■ Requirements
Reproduce the data exactly.

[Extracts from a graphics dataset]
##########
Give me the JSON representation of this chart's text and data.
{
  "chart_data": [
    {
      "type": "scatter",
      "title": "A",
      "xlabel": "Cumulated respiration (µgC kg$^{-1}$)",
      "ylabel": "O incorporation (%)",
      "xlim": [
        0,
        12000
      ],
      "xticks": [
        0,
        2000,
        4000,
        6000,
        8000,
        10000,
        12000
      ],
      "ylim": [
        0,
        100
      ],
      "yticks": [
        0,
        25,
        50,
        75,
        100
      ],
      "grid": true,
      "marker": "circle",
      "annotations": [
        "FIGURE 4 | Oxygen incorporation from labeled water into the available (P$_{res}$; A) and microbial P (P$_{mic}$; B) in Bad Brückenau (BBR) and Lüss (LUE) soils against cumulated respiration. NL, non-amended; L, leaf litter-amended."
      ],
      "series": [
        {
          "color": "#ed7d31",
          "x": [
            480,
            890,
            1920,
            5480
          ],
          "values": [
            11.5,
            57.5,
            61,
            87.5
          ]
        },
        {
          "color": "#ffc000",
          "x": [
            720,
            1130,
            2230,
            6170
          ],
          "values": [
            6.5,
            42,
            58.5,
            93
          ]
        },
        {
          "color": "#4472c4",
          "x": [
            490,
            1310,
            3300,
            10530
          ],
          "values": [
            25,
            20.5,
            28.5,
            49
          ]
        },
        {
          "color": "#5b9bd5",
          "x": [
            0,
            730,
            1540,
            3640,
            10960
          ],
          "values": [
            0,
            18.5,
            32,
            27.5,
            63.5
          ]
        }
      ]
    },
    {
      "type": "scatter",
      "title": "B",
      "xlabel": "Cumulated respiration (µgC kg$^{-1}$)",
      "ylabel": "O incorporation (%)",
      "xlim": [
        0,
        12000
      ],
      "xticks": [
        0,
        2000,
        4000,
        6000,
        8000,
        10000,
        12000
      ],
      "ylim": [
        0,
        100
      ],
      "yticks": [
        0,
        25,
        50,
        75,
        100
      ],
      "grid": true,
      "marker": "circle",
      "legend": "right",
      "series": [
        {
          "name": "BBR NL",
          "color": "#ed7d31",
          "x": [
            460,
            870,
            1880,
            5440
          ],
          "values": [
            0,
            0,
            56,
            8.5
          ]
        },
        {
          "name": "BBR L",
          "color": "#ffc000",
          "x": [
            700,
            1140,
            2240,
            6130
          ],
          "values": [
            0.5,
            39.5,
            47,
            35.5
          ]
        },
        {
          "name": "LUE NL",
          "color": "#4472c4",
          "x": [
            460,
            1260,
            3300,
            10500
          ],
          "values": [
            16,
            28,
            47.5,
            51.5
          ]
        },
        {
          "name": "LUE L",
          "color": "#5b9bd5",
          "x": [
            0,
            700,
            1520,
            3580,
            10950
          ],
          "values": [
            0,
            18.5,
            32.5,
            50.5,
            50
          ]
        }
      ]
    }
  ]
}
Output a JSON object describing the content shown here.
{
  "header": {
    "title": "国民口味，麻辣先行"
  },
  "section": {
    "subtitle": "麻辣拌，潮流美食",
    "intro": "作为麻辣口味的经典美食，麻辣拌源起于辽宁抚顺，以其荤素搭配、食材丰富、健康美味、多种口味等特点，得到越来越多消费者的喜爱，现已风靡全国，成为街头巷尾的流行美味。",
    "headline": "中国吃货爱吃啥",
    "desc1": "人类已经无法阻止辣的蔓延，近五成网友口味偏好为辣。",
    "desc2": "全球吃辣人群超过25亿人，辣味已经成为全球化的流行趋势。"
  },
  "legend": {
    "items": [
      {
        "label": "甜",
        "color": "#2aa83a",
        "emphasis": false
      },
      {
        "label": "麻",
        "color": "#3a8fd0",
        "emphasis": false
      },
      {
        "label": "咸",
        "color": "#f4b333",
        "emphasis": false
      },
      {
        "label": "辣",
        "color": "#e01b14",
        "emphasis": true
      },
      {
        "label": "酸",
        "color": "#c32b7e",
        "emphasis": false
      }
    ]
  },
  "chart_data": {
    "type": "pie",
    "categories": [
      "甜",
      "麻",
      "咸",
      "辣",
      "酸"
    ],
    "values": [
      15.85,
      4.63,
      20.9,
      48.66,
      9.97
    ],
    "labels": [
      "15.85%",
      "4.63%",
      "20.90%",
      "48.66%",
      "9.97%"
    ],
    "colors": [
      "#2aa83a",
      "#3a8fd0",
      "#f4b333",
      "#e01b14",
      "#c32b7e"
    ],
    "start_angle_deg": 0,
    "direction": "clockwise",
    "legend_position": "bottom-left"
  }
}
##########
■ Written response
Give me the JSON representation of this chart's text and data.
{
  "chart_data": [
    {
      "type": "scatter",
      "title": "A",
      "xlabel": "Cumulated respiration (µgC kg$^{-1}$)",
      "ylabel": "O incorporation (%)",
      "xlim": [
        0,
        12000
      ],
      "xticks": [
        0,
        2000,
        4000,
        6000,
        8000,
        10000,
        12000
      ],
      "ylim": [
        0,
        100
      ],
      "yticks": [
        0,
        25,
        50,
        75,
        100
      ],
      "grid": true,
      "marker": "circle",
      "annotations": [
        "FIGURE 4 | Oxygen incorporation from labeled water into the available (P$_{res}$; A) and microbial P (P$_{mic}$; B) in Bad Brückenau (BBR) and Lüss (LUE) soils against cumulated respiration. NL, non-amended; L, leaf litter-amended."
      ],
      "series": [
        {
          "color": "#ed7d31",
          "x": [
            480,
            890,
            1920,
            5480
          ],
          "values": [
            11.5,
            57.5,
            61,
            87.5
          ]
        },
        {
          "color": "#ffc000",
          "x": [
            720,
            1130,
            2230,
            6170
          ],
          "values": [
            6.5,
            42,
            58.5,
            93
          ]
        },
        {
          "color": "#4472c4",
          "x": [
            490,
            1310,
            3300,
            10530
          ],
          "values": [
            25,
            20.5,
            28.5,
            49
          ]
        },
        {
          "color": "#5b9bd5",
          "x": [
            0,
            730,
            1540,
            3640,
            10960
          ],
          "values": [
            0,
            18.5,
            32,
            27.5,
            63.5
          ]
        }
      ]
    },
    {
      "type": "scatter",
      "title": "B",
      "xlabel": "Cumulated respiration (µgC kg$^{-1}$)",
      "ylabel": "O incorporation (%)",
      "xlim": [
        0,
        12000
      ],
      "xticks": [
        0,
        2000,
        4000,
        6000,
        8000,
        10000,
        12000
      ],
      "ylim": [
        0,
        100
      ],
      "yticks": [
        0,
        25,
        50,
        75,
        100
      ],
      "grid": true,
      "marker": "circle",
      "legend": "right",
      "series": [
        {
          "name": "BBR NL",
          "color": "#ed7d31",
          "x": [
            460,
            870,
            1880,
            5440
          ],
          "values": [
            0,
            0,
            56,
            8.5
          ]
        },
        {
          "name": "BBR L",
          "color": "#ffc000",
          "x": [
            700,
            1140,
            2240,
            6130
          ],
          "values": [
            0.5,
            39.5,
            47,
            35.5
          ]
        },
        {
          "name": "LUE NL",
          "color": "#4472c4",
          "x": [
            460,
            1260,
            3300,
            10500
          ],
          "values": [
            16,
            28,
            47.5,
            51.5
          ]
        },
        {
          "name": "LUE L",
          "color": "#5b9bd5",
          "x": [
            0,
            700,
            1520,
            3580,
            10950
          ],
          "values": [
            0,
            18.5,
            32.5,
            50.5,
            50
          ]
        }
      ]
    }
  ]
}
Output a JSON object describing the content shown here.
{
  "header": {
    "title": "国民口味，麻辣先行"
  },
  "section": {
    "subtitle": "麻辣拌，潮流美食",
    "intro": "作为麻辣口味的经典美食，麻辣拌源起于辽宁抚顺，以其荤素搭配、食材丰富、健康美味、多种口味等特点，得到越来越多消费者的喜爱，现已风靡全国，成为街头巷尾的流行美味。",
    "headline": "中国吃货爱吃啥",
    "desc1": "人类已经无法阻止辣的蔓延，近五成网友口味偏好为辣。",
    "desc2": "全球吃辣人群超过25亿人，辣味已经成为全球化的流行趋势。"
  },
  "legend": {
    "items": [
      {
        "label": "甜",
        "color": "#2aa83a",
        "emphasis": false
      },
      {
        "label": "麻",
        "color": "#3a8fd0",
        "emphasis": false
      },
      {
        "label": "咸",
        "color": "#f4b333",
        "emphasis": false
      },
      {
        "label": "辣",
        "color": "#e01b14",
        "emphasis": true
      },
      {
        "label": "酸",
        "color": "#c32b7e",
        "emphasis": false
      }
    ]
  },
  "chart_data": {
    "type": "pie",
    "categories": [
      "甜",
      "麻",
      "咸",
      "辣",
      "酸"
    ],
    "values": [
      15.85,
      4.63,
      20.9,
      48.66,
      9.97
    ],
    "labels": [
      "15.85%",
      "4.63%",
      "20.90%",
      "48.66%",
      "9.97%"
    ],
    "colors": [
      "#2aa83a",
      "#3a8fd0",
      "#f4b333",
      "#e01b14",
      "#c32b7e"
    ],
    "start_angle_deg": 0,
    "direction": "clockwise",
    "legend_position": "bottom-left"
  }
}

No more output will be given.